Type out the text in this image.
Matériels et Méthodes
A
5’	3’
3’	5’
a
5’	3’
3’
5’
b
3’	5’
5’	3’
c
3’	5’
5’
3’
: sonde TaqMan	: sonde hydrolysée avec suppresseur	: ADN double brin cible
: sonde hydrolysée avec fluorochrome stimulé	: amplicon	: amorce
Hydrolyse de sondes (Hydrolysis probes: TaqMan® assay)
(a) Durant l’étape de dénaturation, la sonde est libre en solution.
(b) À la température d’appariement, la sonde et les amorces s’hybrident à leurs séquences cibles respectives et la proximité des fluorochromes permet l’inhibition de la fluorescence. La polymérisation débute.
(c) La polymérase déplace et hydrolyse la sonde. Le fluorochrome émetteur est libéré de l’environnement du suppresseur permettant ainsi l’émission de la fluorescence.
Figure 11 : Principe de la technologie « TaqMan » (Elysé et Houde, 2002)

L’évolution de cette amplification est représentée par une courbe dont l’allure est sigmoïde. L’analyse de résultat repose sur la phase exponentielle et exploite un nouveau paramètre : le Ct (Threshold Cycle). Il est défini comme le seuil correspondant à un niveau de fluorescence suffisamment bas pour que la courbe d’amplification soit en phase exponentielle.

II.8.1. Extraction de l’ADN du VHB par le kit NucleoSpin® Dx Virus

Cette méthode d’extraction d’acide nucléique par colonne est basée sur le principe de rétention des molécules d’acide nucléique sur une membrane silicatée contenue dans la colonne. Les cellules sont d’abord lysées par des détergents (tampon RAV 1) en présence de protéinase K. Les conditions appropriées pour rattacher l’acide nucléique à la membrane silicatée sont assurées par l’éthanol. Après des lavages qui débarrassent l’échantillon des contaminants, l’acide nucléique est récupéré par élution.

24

________

* _Goal of the exercise_: The answer should be the entries, given again without a single difference.

* _Exercise solution_:
Type out the text in this image.
Matériels et Méthodes
A
5’	3’
3’	5’
a
5’	3’
3’
5’
b
3’	5’
5’	3’
c
3’	5’
5’
3’
: sonde TaqMan	: sonde hydrolysée avec suppresseur	: ADN double brin cible
: sonde hydrolysée avec fluorochrome stimulé	: amplicon	: amorce
Hydrolyse de sondes (Hydrolysis probes: TaqMan® assay)
(a) Durant l’étape de dénaturation, la sonde est libre en solution.
(b) À la température d’appariement, la sonde et les amorces s’hybrident à leurs séquences cibles respectives et la proximité des fluorochromes permet l’inhibition de la fluorescence. La polymérisation débute.
(c) La polymérase déplace et hydrolyse la sonde. Le fluorochrome émetteur est libéré de l’environnement du suppresseur permettant ainsi l’émission de la fluorescence.
Figure 11 : Principe de la technologie « TaqMan » (Elysé et Houde, 2002)

L’évolution de cette amplification est représentée par une courbe dont l’allure est sigmoïde. L’analyse de résultat repose sur la phase exponentielle et exploite un nouveau paramètre : le Ct (Threshold Cycle). Il est défini comme le seuil correspondant à un niveau de fluorescence suffisamment bas pour que la courbe d’amplification soit en phase exponentielle.

II.8.1. Extraction de l’ADN du VHB par le kit NucleoSpin® Dx Virus

Cette méthode d’extraction d’acide nucléique par colonne est basée sur le principe de rétention des molécules d’acide nucléique sur une membrane silicatée contenue dans la colonne. Les cellules sont d’abord lysées par des détergents (tampon RAV 1) en présence de protéinase K. Les conditions appropriées pour rattacher l’acide nucléique à la membrane silicatée sont assurées par l’éthanol. Après des lavages qui débarrassent l’échantillon des contaminants, l’acide nucléique est récupéré par élution.

24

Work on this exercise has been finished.